Search the listing below for the string "Netherlands" and show each line that contains it.

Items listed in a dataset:
--- --- ---

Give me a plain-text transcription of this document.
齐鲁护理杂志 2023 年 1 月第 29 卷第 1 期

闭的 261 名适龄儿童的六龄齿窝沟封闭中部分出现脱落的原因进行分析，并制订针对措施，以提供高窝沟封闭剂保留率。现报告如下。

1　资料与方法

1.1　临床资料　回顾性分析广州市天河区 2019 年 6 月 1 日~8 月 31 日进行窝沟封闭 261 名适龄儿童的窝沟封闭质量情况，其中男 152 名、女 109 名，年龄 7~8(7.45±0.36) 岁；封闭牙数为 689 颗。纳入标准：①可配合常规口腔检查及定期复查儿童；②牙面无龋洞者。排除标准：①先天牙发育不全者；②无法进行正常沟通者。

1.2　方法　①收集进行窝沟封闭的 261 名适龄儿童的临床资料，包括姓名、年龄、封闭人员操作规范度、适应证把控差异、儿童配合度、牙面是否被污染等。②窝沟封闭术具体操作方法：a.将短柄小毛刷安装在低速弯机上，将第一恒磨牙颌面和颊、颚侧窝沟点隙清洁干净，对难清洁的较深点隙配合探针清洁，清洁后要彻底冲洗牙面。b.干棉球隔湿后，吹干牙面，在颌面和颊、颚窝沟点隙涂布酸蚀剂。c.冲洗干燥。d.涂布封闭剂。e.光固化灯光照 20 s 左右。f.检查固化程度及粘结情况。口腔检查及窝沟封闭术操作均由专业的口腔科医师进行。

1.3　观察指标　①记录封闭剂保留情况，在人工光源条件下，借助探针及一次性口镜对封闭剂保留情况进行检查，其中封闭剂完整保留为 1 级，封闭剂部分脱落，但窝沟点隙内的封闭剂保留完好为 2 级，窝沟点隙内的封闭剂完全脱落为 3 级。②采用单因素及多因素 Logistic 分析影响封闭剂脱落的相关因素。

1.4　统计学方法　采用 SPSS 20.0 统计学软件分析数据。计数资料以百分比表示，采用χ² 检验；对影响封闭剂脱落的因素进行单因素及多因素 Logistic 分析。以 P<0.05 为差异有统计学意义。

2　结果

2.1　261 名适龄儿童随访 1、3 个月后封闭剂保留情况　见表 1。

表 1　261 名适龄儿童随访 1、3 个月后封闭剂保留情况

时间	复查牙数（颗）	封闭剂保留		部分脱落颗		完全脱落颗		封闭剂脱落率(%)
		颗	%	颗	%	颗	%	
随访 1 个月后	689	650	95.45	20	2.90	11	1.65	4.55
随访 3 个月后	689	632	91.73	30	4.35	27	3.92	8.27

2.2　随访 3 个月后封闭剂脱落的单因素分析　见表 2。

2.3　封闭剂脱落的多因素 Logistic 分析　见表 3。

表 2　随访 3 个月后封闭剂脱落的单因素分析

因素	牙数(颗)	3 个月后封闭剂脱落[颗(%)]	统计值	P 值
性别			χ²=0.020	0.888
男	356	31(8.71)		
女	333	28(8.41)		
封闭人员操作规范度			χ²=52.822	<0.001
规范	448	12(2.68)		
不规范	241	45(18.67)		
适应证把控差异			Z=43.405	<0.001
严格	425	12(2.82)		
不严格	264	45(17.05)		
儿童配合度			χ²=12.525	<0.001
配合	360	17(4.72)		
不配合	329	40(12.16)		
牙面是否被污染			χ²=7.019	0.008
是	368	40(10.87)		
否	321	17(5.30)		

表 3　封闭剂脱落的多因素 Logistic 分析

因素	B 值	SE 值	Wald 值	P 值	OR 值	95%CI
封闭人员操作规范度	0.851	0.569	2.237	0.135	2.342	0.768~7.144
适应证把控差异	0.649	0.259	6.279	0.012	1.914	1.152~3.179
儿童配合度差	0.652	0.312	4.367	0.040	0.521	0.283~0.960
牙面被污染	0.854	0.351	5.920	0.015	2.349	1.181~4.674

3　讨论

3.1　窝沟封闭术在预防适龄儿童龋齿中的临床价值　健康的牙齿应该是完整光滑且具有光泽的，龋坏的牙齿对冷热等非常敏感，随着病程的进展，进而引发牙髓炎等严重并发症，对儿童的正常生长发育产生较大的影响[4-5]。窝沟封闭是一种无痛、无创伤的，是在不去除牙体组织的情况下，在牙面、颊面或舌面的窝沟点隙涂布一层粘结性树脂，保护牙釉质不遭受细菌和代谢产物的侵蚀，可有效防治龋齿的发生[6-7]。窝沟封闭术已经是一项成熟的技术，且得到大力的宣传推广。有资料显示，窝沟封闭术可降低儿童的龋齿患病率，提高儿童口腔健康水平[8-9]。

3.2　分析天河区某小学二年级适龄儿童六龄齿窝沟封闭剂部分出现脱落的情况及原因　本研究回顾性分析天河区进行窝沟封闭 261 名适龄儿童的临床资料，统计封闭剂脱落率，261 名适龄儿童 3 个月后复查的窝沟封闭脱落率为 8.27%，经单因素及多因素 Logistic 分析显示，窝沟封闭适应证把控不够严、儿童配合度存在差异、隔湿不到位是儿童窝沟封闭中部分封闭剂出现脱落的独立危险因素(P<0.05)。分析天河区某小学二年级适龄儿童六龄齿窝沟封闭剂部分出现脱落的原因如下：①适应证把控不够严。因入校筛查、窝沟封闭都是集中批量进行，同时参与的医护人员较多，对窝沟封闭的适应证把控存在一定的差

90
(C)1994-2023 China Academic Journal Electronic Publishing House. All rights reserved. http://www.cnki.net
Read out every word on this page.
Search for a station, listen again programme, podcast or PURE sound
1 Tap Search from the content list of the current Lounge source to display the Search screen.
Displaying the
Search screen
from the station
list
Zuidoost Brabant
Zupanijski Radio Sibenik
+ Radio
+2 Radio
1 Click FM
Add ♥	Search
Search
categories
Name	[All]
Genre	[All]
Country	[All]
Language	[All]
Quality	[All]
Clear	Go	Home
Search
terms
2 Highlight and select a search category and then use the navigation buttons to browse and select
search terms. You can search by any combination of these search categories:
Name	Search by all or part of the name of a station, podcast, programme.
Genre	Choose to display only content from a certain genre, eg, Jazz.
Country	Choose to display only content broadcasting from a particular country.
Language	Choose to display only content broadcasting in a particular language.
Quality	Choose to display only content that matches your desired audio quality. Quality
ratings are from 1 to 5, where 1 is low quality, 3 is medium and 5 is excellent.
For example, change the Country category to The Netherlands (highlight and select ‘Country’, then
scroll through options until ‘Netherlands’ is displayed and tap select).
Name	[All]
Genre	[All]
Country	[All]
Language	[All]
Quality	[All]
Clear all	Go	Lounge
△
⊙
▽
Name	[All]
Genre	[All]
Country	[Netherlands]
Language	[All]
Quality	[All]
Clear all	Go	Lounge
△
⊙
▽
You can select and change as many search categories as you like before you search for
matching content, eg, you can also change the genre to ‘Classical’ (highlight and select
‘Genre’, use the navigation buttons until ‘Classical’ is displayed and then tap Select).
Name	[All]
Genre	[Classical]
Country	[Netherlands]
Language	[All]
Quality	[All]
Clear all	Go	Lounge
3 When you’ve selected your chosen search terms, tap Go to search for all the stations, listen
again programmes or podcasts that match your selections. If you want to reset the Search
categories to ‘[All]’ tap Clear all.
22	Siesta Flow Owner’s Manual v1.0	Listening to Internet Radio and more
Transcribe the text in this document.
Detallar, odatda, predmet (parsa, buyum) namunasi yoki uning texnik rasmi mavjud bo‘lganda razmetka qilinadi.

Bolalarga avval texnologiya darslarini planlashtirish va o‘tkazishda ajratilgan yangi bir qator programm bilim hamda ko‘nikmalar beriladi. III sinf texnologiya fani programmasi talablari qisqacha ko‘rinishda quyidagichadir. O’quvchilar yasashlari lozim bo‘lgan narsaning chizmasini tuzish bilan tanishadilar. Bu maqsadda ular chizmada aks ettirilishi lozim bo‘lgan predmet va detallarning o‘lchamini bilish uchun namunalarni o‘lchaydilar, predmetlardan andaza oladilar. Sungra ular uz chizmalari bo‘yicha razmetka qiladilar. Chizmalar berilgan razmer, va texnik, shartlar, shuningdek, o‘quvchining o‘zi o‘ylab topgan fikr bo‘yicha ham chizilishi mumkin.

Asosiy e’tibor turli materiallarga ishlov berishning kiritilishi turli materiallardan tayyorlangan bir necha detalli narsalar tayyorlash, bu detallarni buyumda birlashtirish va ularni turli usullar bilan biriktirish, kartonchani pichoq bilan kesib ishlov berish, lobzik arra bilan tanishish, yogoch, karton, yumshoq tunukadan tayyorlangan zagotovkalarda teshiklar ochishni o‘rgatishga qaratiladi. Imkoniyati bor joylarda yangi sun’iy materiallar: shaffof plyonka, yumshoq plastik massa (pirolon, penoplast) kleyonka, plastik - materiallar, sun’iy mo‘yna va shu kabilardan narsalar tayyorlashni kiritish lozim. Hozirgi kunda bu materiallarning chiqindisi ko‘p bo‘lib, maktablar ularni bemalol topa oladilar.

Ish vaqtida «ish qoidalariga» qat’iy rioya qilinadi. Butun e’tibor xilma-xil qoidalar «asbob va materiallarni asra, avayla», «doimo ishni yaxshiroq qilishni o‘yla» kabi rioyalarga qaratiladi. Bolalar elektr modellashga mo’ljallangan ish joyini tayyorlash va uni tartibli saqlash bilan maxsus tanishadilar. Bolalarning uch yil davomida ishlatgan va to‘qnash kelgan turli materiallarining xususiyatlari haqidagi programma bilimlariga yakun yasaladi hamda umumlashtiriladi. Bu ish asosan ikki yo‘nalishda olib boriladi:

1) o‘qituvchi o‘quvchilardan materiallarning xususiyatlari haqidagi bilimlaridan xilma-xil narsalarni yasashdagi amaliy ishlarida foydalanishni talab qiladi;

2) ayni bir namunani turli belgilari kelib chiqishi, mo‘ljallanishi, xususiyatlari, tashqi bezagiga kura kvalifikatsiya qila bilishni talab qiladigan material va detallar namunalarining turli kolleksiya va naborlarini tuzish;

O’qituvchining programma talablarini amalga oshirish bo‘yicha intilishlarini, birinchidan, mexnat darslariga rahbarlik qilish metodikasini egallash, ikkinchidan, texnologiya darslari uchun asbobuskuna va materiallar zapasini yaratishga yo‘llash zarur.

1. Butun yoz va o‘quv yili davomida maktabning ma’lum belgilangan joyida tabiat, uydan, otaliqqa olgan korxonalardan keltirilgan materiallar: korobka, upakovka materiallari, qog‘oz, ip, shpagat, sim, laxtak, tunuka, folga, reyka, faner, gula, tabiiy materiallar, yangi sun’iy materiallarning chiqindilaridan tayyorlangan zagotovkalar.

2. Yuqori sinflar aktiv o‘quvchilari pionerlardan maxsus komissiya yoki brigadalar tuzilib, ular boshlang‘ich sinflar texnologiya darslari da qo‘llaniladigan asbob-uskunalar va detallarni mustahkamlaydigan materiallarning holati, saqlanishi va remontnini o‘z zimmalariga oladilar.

--- --- ---

**Result for this task:**
For example, change the Country category to The Netherlands (highlight and select ‘Country’, then
scroll through options until ‘Netherlands’ is displayed and tap select).
Country	[Netherlands]
Country	[Netherlands]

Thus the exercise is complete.